- Data extract -
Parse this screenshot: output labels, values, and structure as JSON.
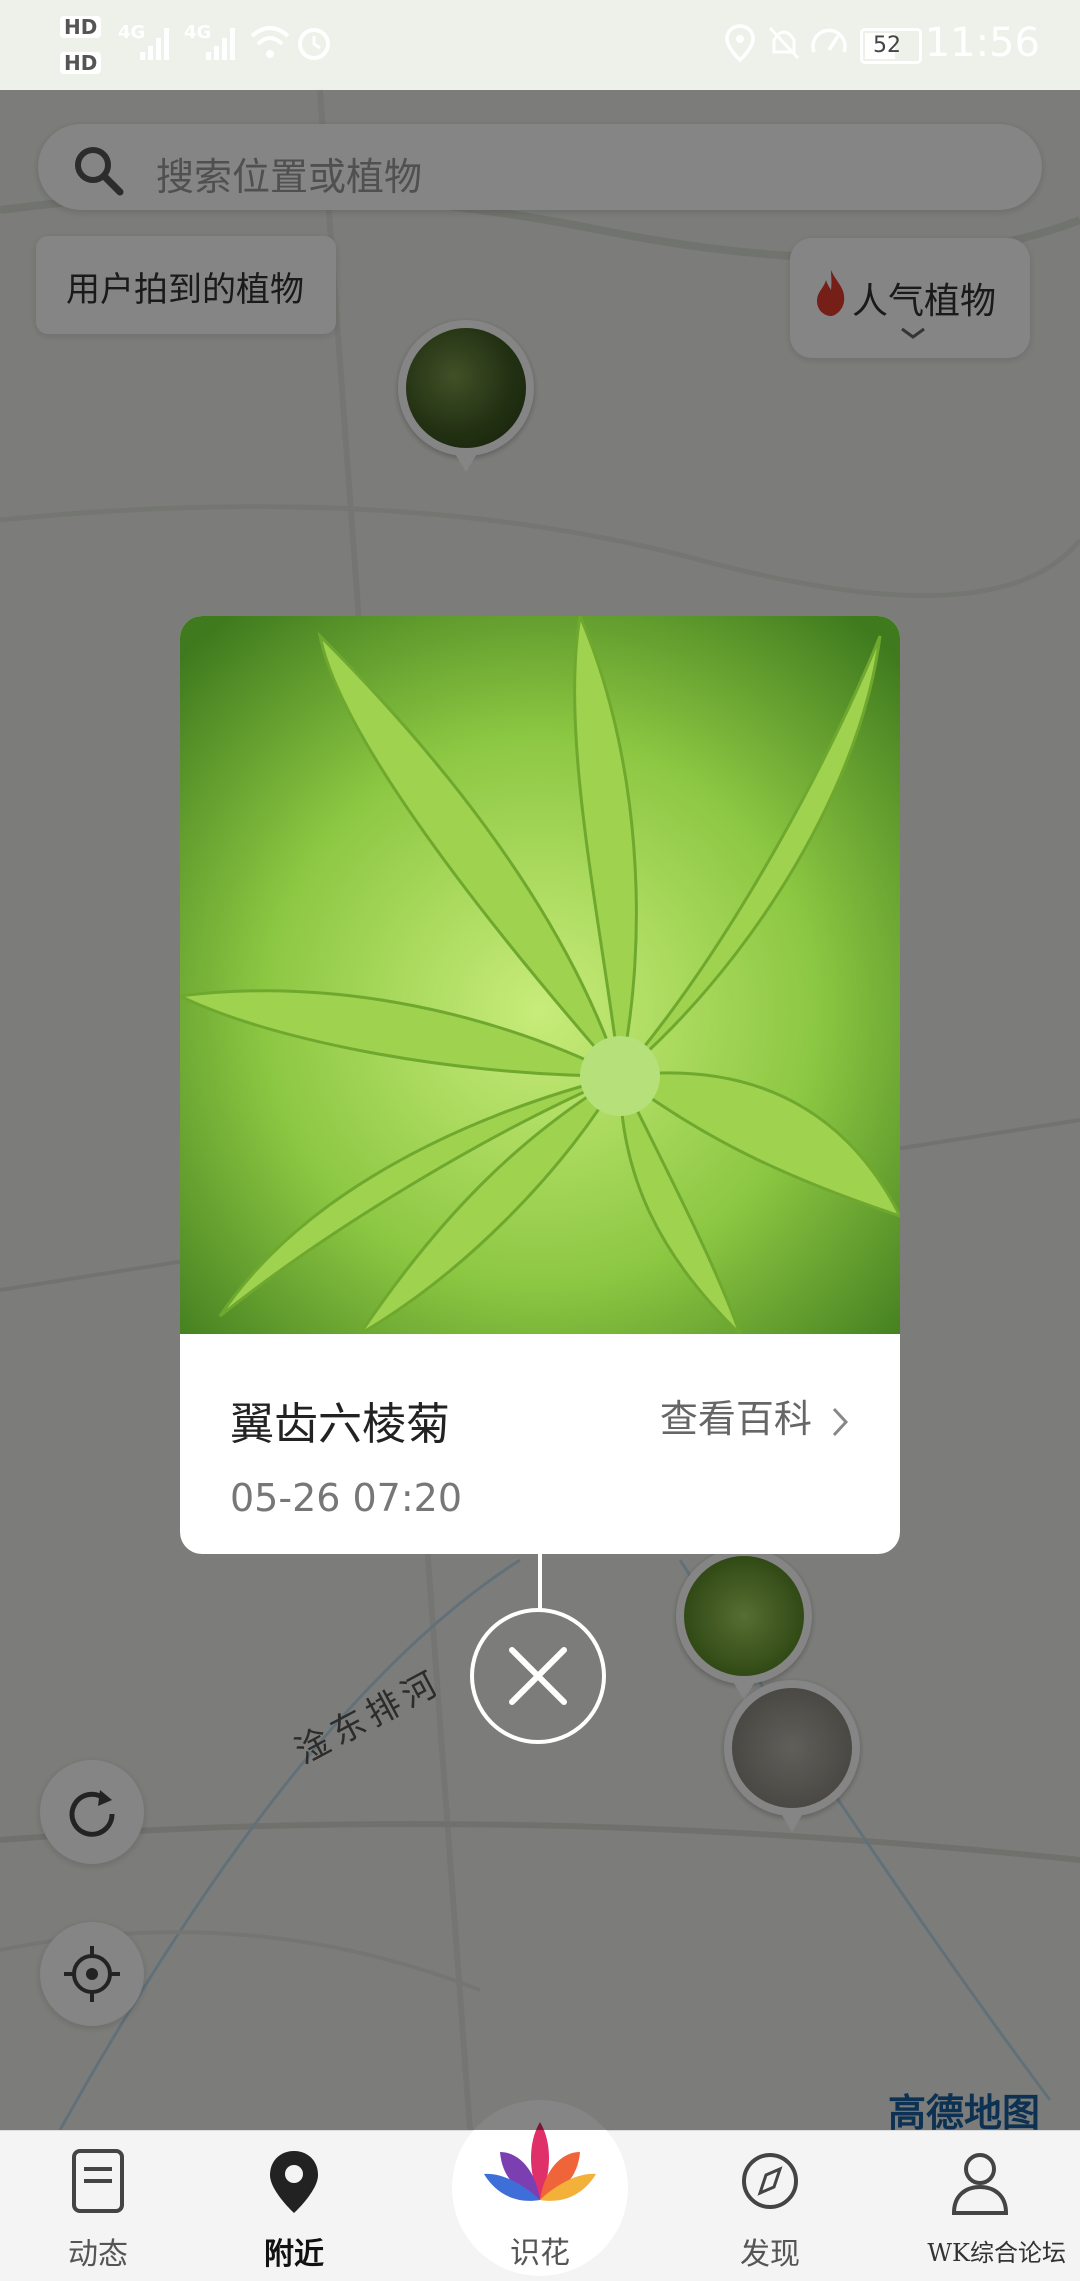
{
  "status_bar": {
    "hd1": "HD",
    "hd2": "HD",
    "net1": "4G",
    "net2": "4G",
    "battery": "52",
    "time": "11:56"
  },
  "search": {
    "placeholder": "搜索位置或植物"
  },
  "map_controls": {
    "user_plants_label": "用户拍到的植物",
    "popular_label": "人气植物"
  },
  "map_labels": {
    "river": "淦东排河",
    "provider_logo": "高德地图"
  },
  "plant_card": {
    "name": "翼齿六棱菊",
    "time": "05-26 07:20",
    "link_label": "查看百科"
  },
  "bottom_nav": {
    "items": [
      {
        "label": "动态",
        "icon": "feed-icon"
      },
      {
        "label": "附近",
        "icon": "location-pin-icon"
      },
      {
        "label": "识花",
        "icon": "lotus-icon"
      },
      {
        "label": "发现",
        "icon": "compass-icon"
      },
      {
        "label": "",
        "icon": "profile-icon"
      }
    ]
  },
  "watermark": "WK综合论坛",
  "colors": {
    "overlay": "rgba(0,0,0,0.48)",
    "accent_fire": "#e23b2e",
    "map_logo": "#1a5f9e"
  }
}
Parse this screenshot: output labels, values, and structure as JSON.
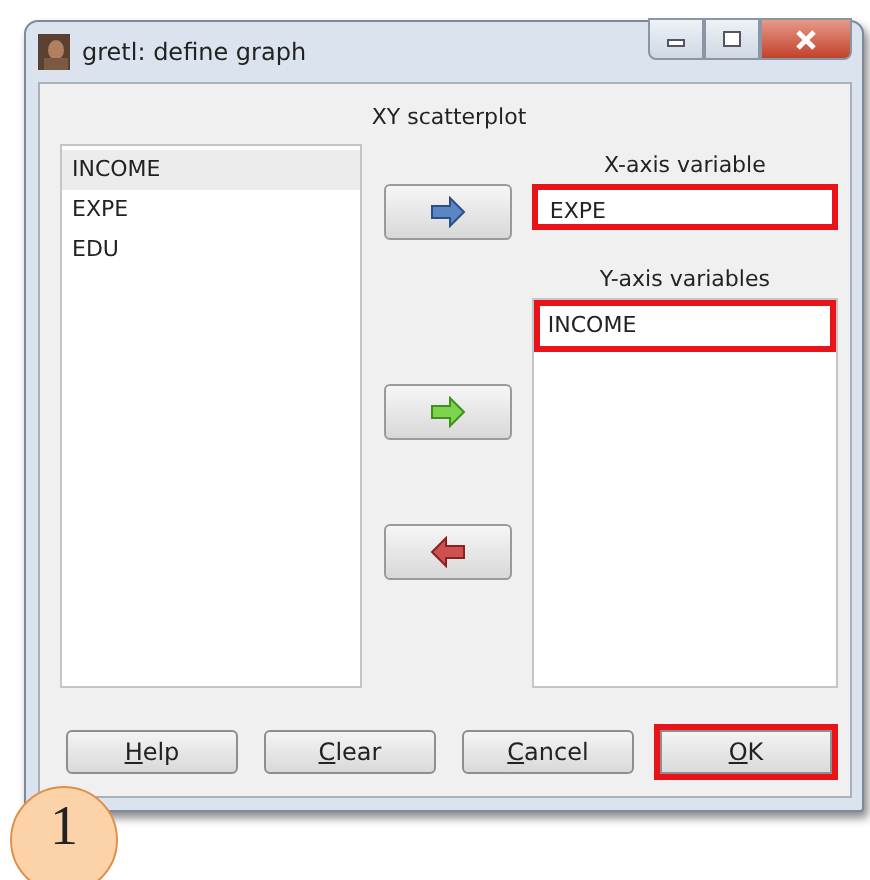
{
  "window": {
    "title": "gretl: define graph"
  },
  "heading": "XY scatterplot",
  "variables": [
    {
      "label": "INCOME",
      "selected": true
    },
    {
      "label": "EXPE",
      "selected": false
    },
    {
      "label": "EDU",
      "selected": false
    }
  ],
  "arrow_buttons": [
    {
      "kind": "add_x"
    },
    {
      "kind": "add_y"
    },
    {
      "kind": "remove"
    }
  ],
  "x_axis": {
    "label": "X-axis variable",
    "value": "EXPE",
    "highlighted": true
  },
  "y_axis": {
    "label": "Y-axis variables",
    "items": [
      {
        "label": "INCOME",
        "highlighted": true
      }
    ]
  },
  "buttons": [
    {
      "label": "Help",
      "underlined_first": true,
      "highlighted": false
    },
    {
      "label": "Clear",
      "underlined_first": true,
      "highlighted": false
    },
    {
      "label": "Cancel",
      "underlined_first": true,
      "highlighted": false
    },
    {
      "label": "OK",
      "underlined_first": true,
      "highlighted": true
    }
  ],
  "step_badge": {
    "text": "1"
  }
}
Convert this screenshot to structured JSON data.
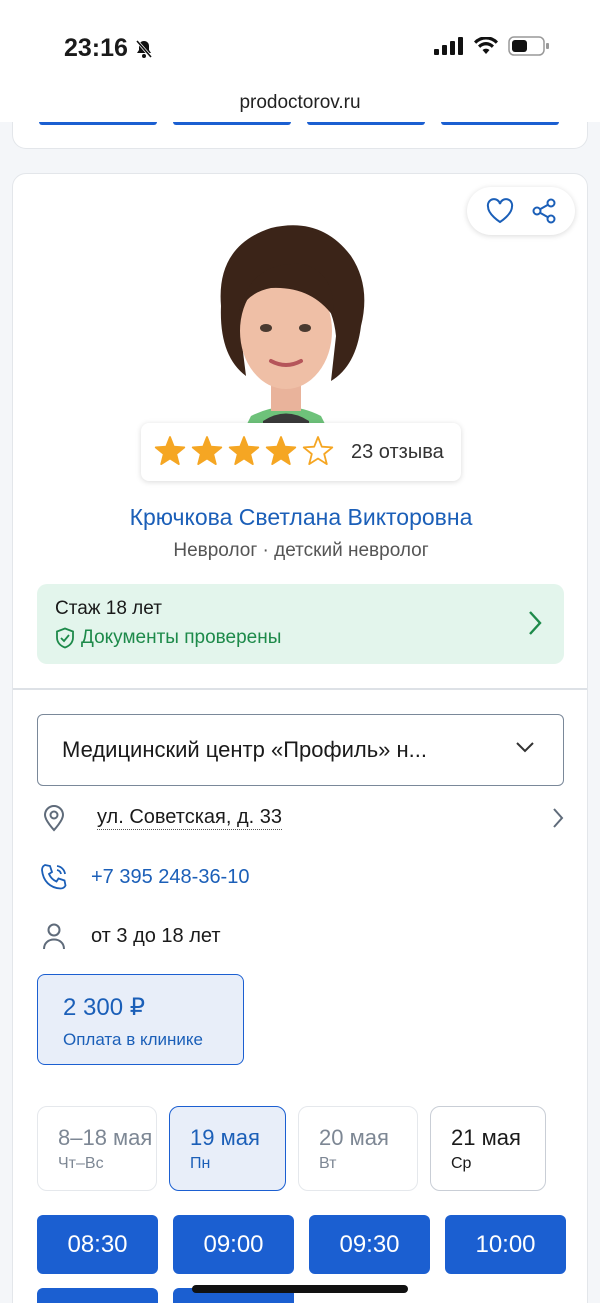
{
  "status_bar": {
    "time": "23:16"
  },
  "browser": {
    "url": "prodoctorov.ru"
  },
  "doctor": {
    "rating": {
      "stars": 4,
      "max_stars": 5,
      "reviews": "23 отзыва"
    },
    "name": "Крючкова Светлана Викторовна",
    "specialty": "Невролог · детский невролог",
    "experience": "Стаж 18 лет",
    "documents": "Документы проверены"
  },
  "clinic": {
    "name": "Медицинский центр «Профиль» н...",
    "address": "ул. Советская, д. 33",
    "phone": "+7 395 248-36-10",
    "age_range": "от 3 до 18 лет"
  },
  "price": {
    "amount": "2 300 ₽",
    "payment": "Оплата в клинике"
  },
  "dates": [
    {
      "date": "8–18 мая",
      "weekday": "Чт–Вс",
      "state": "unavailable"
    },
    {
      "date": "19 мая",
      "weekday": "Пн",
      "state": "selected"
    },
    {
      "date": "20 мая",
      "weekday": "Вт",
      "state": "unavailable"
    },
    {
      "date": "21 мая",
      "weekday": "Ср",
      "state": "available"
    }
  ],
  "slots": [
    "08:30",
    "09:00",
    "09:30",
    "10:00"
  ],
  "colors": {
    "accent": "#1b5fd1",
    "link": "#1b5fb8",
    "success": "#1d8a4a",
    "star": "#f5a623"
  }
}
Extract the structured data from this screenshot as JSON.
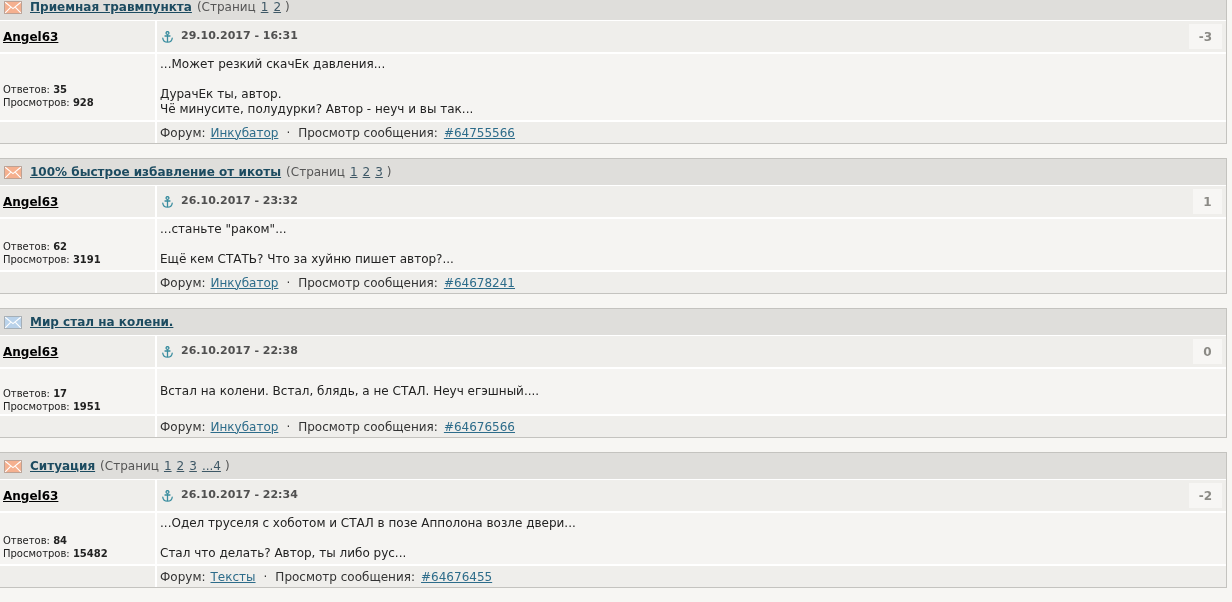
{
  "posts": [
    {
      "topic": {
        "title": "Приемная травмпункта",
        "color": "#f5b08f",
        "pages_label": "(Страниц",
        "pages": [
          "1",
          "2"
        ],
        "pages_close": ")"
      },
      "author": "Angel63",
      "date": "29.10.2017 - 16:31",
      "rating": "-3",
      "stats": [
        {
          "label": "Ответов:",
          "value": "35"
        },
        {
          "label": "Просмотров:",
          "value": "928"
        }
      ],
      "quote": "...Может резкий скачЕк давления...",
      "text": [
        "ДурачЕк ты, автор.",
        "Чё минусите, полудурки? Автор - неуч и вы так..."
      ],
      "footer": {
        "forum_label": "Форум:",
        "forum": "Инкубатор",
        "separator": "·",
        "view_label": "Просмотр сообщения:",
        "message_id": "#64755566"
      }
    },
    {
      "topic": {
        "title": "100% быстрое избавление от икоты",
        "color": "#f5b08f",
        "pages_label": "(Страниц",
        "pages": [
          "1",
          "2",
          "3"
        ],
        "pages_close": ")"
      },
      "author": "Angel63",
      "date": "26.10.2017 - 23:32",
      "rating": "1",
      "stats": [
        {
          "label": "Ответов:",
          "value": "62"
        },
        {
          "label": "Просмотров:",
          "value": "3191"
        }
      ],
      "quote": "...станьте \"раком\"...",
      "text": [
        "Ещё кем СТАТЬ? Что за хуйню пишет автор?..."
      ],
      "footer": {
        "forum_label": "Форум:",
        "forum": "Инкубатор",
        "separator": "·",
        "view_label": "Просмотр сообщения:",
        "message_id": "#64678241"
      }
    },
    {
      "topic": {
        "title": "Мир стал на колени.",
        "color": "#b9d2ea"
      },
      "author": "Angel63",
      "date": "26.10.2017 - 22:38",
      "rating": "0",
      "stats": [
        {
          "label": "Ответов:",
          "value": "17"
        },
        {
          "label": "Просмотров:",
          "value": "1951"
        }
      ],
      "text": [
        "Встал на колени. Встал, блядь, а не СТАЛ. Неуч егэшный...."
      ],
      "footer": {
        "forum_label": "Форум:",
        "forum": "Инкубатор",
        "separator": "·",
        "view_label": "Просмотр сообщения:",
        "message_id": "#64676566"
      }
    },
    {
      "topic": {
        "title": "Ситуация",
        "color": "#f5b08f",
        "pages_label": "(Страниц",
        "pages": [
          "1",
          "2",
          "3",
          "...4"
        ],
        "pages_close": ")"
      },
      "author": "Angel63",
      "date": "26.10.2017 - 22:34",
      "rating": "-2",
      "stats": [
        {
          "label": "Ответов:",
          "value": "84"
        },
        {
          "label": "Просмотров:",
          "value": "15482"
        }
      ],
      "quote": "...Одел труселя с хоботом и СТАЛ в позе Апполона возле двери...",
      "text": [
        "Стал что делать? Автор, ты либо рус..."
      ],
      "footer": {
        "forum_label": "Форум:",
        "forum": "Тексты",
        "separator": "·",
        "view_label": "Просмотр сообщения:",
        "message_id": "#64676455"
      }
    }
  ]
}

- Instruction -
Show all lines in the entries above where the word "rating" appears.

- Solution to the exercise -
    "rating": {
      "rating": "-3",
      "rating": "1",
      "rating": "0",
      "rating": "-2",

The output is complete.